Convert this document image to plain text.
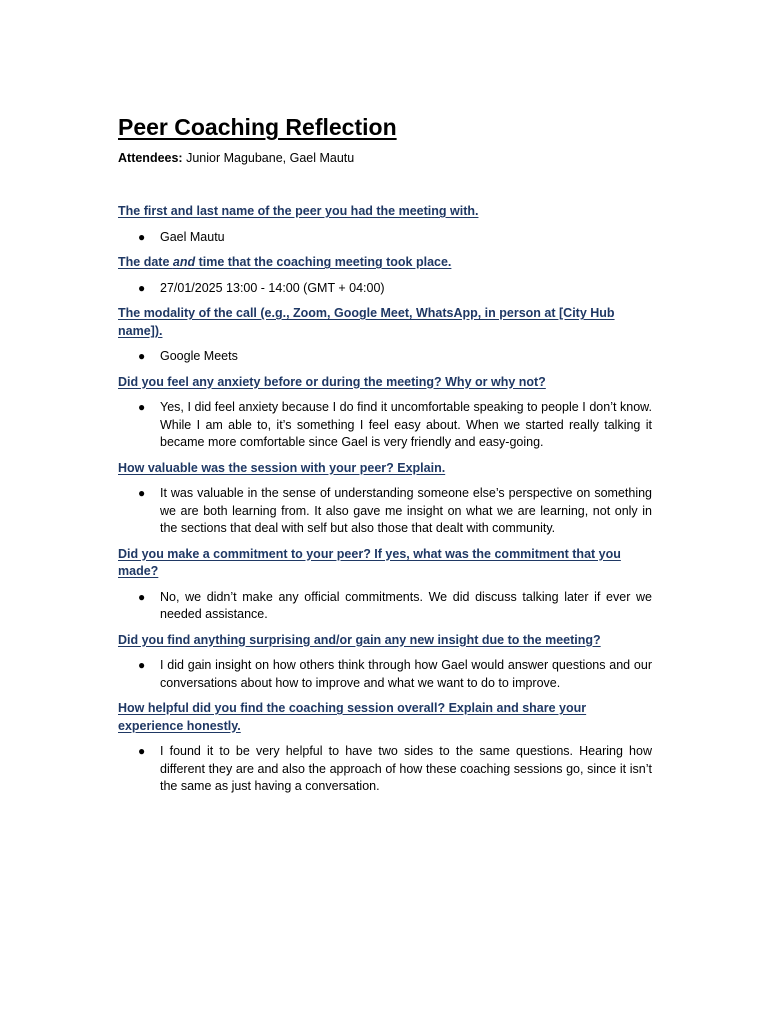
Peer Coaching Reflection
Attendees: Junior Magubane, Gael Mautu

The first and last name of the peer you had the meeting with.

● Gael Mautu

The date and time that the coaching meeting took place.

● 27/01/2025 13:00 - 14:00 (GMT + 04:00)

The modality of the call (e.g., Zoom, Google Meet, WhatsApp, in person at [City Hub name]).

● Google Meets

Did you feel any anxiety before or during the meeting? Why or why not?

● Yes, I did feel anxiety because I do find it uncomfortable speaking to people I don’t know. While I am able to, it’s something I feel easy about. When we started really talking it became more comfortable since Gael is very friendly and easy-going.

How valuable was the session with your peer? Explain.

● It was valuable in the sense of understanding someone else’s perspective on something we are both learning from. It also gave me insight on what we are learning, not only in the sections that deal with self but also those that dealt with community.

Did you make a commitment to your peer? If yes, what was the commitment that you made?

● No, we didn’t make any official commitments. We did discuss talking later if ever we needed assistance.

Did you find anything surprising and/or gain any new insight due to the meeting?

● I did gain insight on how others think through how Gael would answer questions and our conversations about how to improve and what we want to do to improve.

How helpful did you find the coaching session overall? Explain and share your experience honestly.

● I found it to be very helpful to have two sides to the same questions. Hearing how different they are and also the approach of how these coaching sessions go, since it isn’t the same as just having a conversation.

★ ★ ★ ★

Leave out the pictures and output the rest of the material exactly as written.

Convert this document image to plain text.
Peer Coaching Reflection
Attendees: Junior Magubane, Gael Mautu

The first and last name of the peer you had the meeting with.

● Gael Mautu

The date and time that the coaching meeting took place.

● 27/01/2025 13:00 - 14:00 (GMT + 04:00)

The modality of the call (e.g., Zoom, Google Meet, WhatsApp, in person at [City Hub name]).

● Google Meets

Did you feel any anxiety before or during the meeting? Why or why not?

● Yes, I did feel anxiety because I do find it uncomfortable speaking to people I don’t know. While I am able to, it’s something I feel easy about. When we started really talking it became more comfortable since Gael is very friendly and easy-going.

How valuable was the session with your peer? Explain.

● It was valuable in the sense of understanding someone else’s perspective on something we are both learning from. It also gave me insight on what we are learning, not only in the sections that deal with self but also those that dealt with community.

Did you make a commitment to your peer? If yes, what was the commitment that you made?

● No, we didn’t make any official commitments. We did discuss talking later if ever we needed assistance.

Did you find anything surprising and/or gain any new insight due to the meeting?

● I did gain insight on how others think through how Gael would answer questions and our conversations about how to improve and what we want to do to improve.

How helpful did you find the coaching session overall? Explain and share your experience honestly.

● I found it to be very helpful to have two sides to the same questions. Hearing how different they are and also the approach of how these coaching sessions go, since it isn’t the same as just having a conversation.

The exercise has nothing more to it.